What you have to do: Treat the line containing "Read this page and output its text content." as the first line and the final line of the material below as the last; reproduce that range exactly.
────────────────
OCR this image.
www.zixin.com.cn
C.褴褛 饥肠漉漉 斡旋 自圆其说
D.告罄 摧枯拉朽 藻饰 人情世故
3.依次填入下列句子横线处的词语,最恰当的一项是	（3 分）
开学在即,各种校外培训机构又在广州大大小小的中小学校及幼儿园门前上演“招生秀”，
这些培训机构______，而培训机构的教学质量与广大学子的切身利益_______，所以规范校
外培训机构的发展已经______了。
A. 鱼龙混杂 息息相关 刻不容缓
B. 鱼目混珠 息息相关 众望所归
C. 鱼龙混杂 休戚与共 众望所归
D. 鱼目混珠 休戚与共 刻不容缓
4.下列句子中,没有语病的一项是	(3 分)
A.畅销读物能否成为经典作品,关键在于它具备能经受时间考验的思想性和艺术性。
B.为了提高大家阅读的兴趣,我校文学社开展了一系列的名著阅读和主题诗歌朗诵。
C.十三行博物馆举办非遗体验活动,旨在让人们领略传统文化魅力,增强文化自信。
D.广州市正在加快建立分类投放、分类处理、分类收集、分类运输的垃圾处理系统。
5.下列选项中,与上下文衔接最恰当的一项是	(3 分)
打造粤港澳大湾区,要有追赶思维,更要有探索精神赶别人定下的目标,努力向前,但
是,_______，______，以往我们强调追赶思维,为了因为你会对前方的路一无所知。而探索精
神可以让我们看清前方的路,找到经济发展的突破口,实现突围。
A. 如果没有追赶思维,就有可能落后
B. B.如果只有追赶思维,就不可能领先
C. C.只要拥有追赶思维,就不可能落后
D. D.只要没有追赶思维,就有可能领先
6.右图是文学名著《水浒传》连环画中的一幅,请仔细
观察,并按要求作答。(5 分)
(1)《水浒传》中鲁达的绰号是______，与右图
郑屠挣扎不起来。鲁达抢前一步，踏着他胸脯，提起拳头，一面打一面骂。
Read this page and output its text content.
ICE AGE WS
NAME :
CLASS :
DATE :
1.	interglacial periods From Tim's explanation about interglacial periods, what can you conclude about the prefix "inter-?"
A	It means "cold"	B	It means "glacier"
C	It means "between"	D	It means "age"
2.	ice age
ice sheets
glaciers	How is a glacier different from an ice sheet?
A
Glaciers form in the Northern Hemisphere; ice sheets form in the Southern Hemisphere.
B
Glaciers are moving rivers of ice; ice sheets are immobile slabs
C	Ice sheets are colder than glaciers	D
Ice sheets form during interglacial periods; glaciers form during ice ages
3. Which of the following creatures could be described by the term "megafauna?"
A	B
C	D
────────────────
Answer to the problem:
Read this page and output its text content.
ICE AGE WS
NAME :
CLASS :
DATE :
1.	interglacial periods From Tim's explanation about interglacial periods, what can you conclude about the prefix "inter-?"
A	It means "cold"	B	It means "glacier"
C	It means "between"	D	It means "age"
2.	ice age
ice sheets
glaciers	How is a glacier different from an ice sheet?
A
Glaciers form in the Northern Hemisphere; ice sheets form in the Southern Hemisphere.
B
Glaciers are moving rivers of ice; ice sheets are immobile slabs
C	Ice sheets are colder than glaciers	D
Ice sheets form during interglacial periods; glaciers form during ice ages
3. Which of the following creatures could be described by the term "megafauna?"
A	B
C	D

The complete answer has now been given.